▸ **Provided data**
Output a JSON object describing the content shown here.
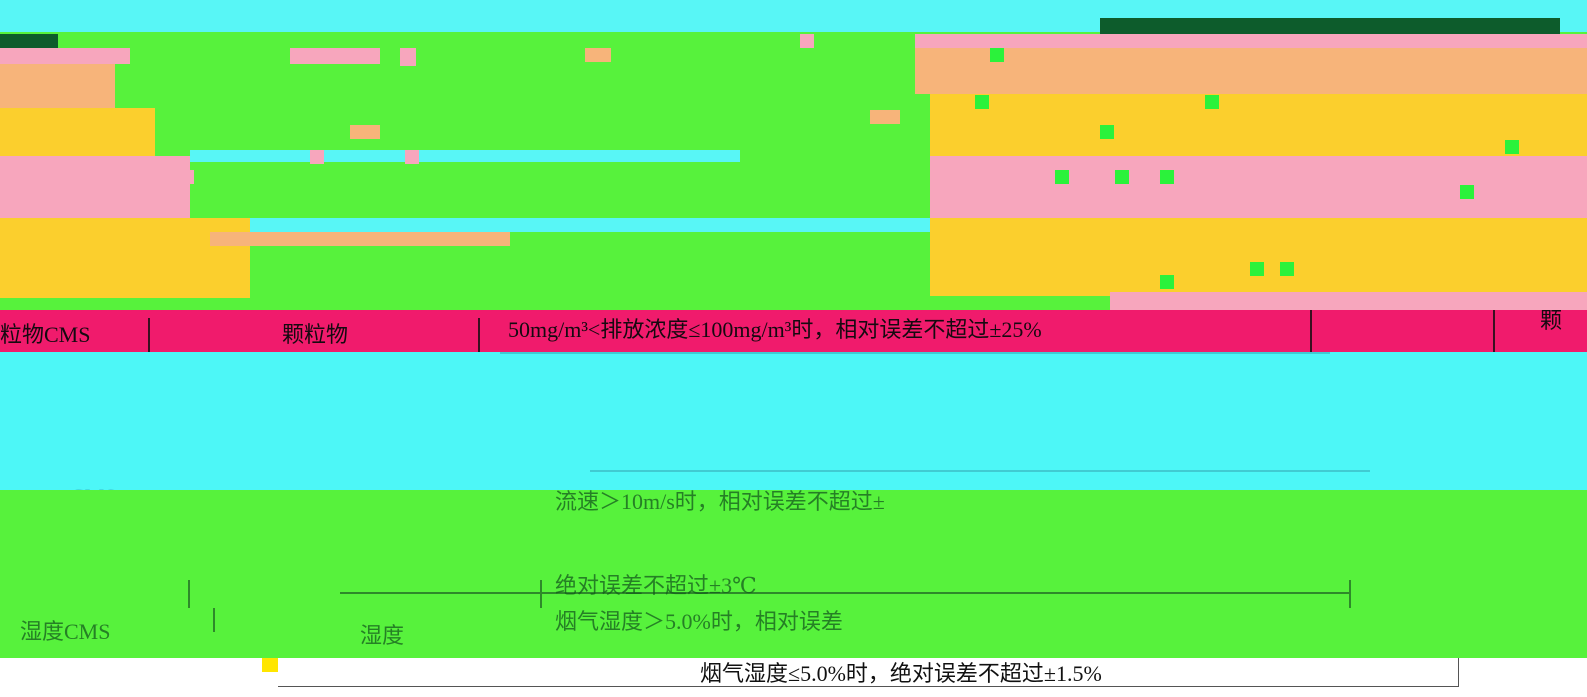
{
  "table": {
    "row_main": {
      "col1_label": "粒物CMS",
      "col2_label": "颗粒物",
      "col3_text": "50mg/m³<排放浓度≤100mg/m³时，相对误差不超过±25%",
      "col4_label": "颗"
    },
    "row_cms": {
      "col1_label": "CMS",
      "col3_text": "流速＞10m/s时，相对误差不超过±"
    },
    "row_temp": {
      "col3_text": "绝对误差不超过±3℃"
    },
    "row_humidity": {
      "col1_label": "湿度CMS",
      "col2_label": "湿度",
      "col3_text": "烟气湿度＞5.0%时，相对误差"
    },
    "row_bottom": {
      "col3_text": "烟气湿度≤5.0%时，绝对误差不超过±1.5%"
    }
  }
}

▸ **Exercise instructions**
Without the pictures, write out the whole listing above exactly as it appears.

▸ **Solution for this task**
Output a JSON object describing the content shown here.
{
  "table": {
    "row_main": {
      "col1_label": "粒物CMS",
      "col2_label": "颗粒物",
      "col3_text": "50mg/m³<排放浓度≤100mg/m³时，相对误差不超过±25%",
      "col4_label": "颗"
    },
    "row_cms": {
      "col1_label": "CMS",
      "col3_text": "流速＞10m/s时，相对误差不超过±"
    },
    "row_temp": {
      "col3_text": "绝对误差不超过±3℃"
    },
    "row_humidity": {
      "col1_label": "湿度CMS",
      "col2_label": "湿度",
      "col3_text": "烟气湿度＞5.0%时，相对误差"
    },
    "row_bottom": {
      "col3_text": "烟气湿度≤5.0%时，绝对误差不超过±1.5%"
    }
  }
}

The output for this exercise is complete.